Data records:
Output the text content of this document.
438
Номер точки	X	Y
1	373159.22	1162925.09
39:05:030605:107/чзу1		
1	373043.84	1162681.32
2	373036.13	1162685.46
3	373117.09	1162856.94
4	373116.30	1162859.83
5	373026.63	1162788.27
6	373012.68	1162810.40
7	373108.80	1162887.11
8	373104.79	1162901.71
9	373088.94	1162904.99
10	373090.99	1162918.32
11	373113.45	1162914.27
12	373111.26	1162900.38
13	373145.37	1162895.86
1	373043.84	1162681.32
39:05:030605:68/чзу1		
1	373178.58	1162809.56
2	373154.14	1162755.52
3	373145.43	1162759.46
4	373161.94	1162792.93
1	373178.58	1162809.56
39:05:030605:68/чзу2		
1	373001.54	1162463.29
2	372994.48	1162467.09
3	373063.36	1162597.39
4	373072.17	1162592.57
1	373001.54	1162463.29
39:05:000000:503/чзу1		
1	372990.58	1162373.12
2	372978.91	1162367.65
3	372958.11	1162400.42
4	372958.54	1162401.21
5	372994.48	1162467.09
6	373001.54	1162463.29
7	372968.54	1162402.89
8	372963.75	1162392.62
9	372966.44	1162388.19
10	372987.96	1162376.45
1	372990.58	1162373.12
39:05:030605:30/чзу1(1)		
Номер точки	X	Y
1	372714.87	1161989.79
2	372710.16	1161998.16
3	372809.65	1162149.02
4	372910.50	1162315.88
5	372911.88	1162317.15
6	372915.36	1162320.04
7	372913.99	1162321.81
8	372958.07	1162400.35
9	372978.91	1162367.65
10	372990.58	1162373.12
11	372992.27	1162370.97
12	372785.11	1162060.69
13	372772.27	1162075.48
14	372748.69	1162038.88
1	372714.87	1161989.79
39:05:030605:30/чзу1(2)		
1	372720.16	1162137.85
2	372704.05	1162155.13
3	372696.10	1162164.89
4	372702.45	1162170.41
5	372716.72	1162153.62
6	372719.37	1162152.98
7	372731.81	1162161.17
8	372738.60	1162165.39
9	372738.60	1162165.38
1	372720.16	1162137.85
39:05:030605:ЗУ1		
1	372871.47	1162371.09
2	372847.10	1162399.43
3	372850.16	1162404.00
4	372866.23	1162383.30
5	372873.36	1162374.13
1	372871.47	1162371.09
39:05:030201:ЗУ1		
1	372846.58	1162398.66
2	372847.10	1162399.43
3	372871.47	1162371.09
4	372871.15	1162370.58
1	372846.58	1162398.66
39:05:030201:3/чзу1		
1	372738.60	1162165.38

(Aim): Repeat the entries shown above, every one, word for word.

(Written response):
Output the text content of this document.
438
Номер точки	X	Y
1	373159.22	1162925.09
39:05:030605:107/чзу1		
1	373043.84	1162681.32
2	373036.13	1162685.46
3	373117.09	1162856.94
4	373116.30	1162859.83
5	373026.63	1162788.27
6	373012.68	1162810.40
7	373108.80	1162887.11
8	373104.79	1162901.71
9	373088.94	1162904.99
10	373090.99	1162918.32
11	373113.45	1162914.27
12	373111.26	1162900.38
13	373145.37	1162895.86
1	373043.84	1162681.32
39:05:030605:68/чзу1		
1	373178.58	1162809.56
2	373154.14	1162755.52
3	373145.43	1162759.46
4	373161.94	1162792.93
1	373178.58	1162809.56
39:05:030605:68/чзу2		
1	373001.54	1162463.29
2	372994.48	1162467.09
3	373063.36	1162597.39
4	373072.17	1162592.57
1	373001.54	1162463.29
39:05:000000:503/чзу1		
1	372990.58	1162373.12
2	372978.91	1162367.65
3	372958.11	1162400.42
4	372958.54	1162401.21
5	372994.48	1162467.09
6	373001.54	1162463.29
7	372968.54	1162402.89
8	372963.75	1162392.62
9	372966.44	1162388.19
10	372987.96	1162376.45
1	372990.58	1162373.12
39:05:030605:30/чзу1(1)		
Номер точки	X	Y
1	372714.87	1161989.79
2	372710.16	1161998.16
3	372809.65	1162149.02
4	372910.50	1162315.88
5	372911.88	1162317.15
6	372915.36	1162320.04
7	372913.99	1162321.81
8	372958.07	1162400.35
9	372978.91	1162367.65
10	372990.58	1162373.12
11	372992.27	1162370.97
12	372785.11	1162060.69
13	372772.27	1162075.48
14	372748.69	1162038.88
1	372714.87	1161989.79
39:05:030605:30/чзу1(2)		
1	372720.16	1162137.85
2	372704.05	1162155.13
3	372696.10	1162164.89
4	372702.45	1162170.41
5	372716.72	1162153.62
6	372719.37	1162152.98
7	372731.81	1162161.17
8	372738.60	1162165.39
9	372738.60	1162165.38
1	372720.16	1162137.85
39:05:030605:ЗУ1		
1	372871.47	1162371.09
2	372847.10	1162399.43
3	372850.16	1162404.00
4	372866.23	1162383.30
5	372873.36	1162374.13
1	372871.47	1162371.09
39:05:030201:ЗУ1		
1	372846.58	1162398.66
2	372847.10	1162399.43
3	372871.47	1162371.09
4	372871.15	1162370.58
1	372846.58	1162398.66
39:05:030201:3/чзу1		
1	372738.60	1162165.38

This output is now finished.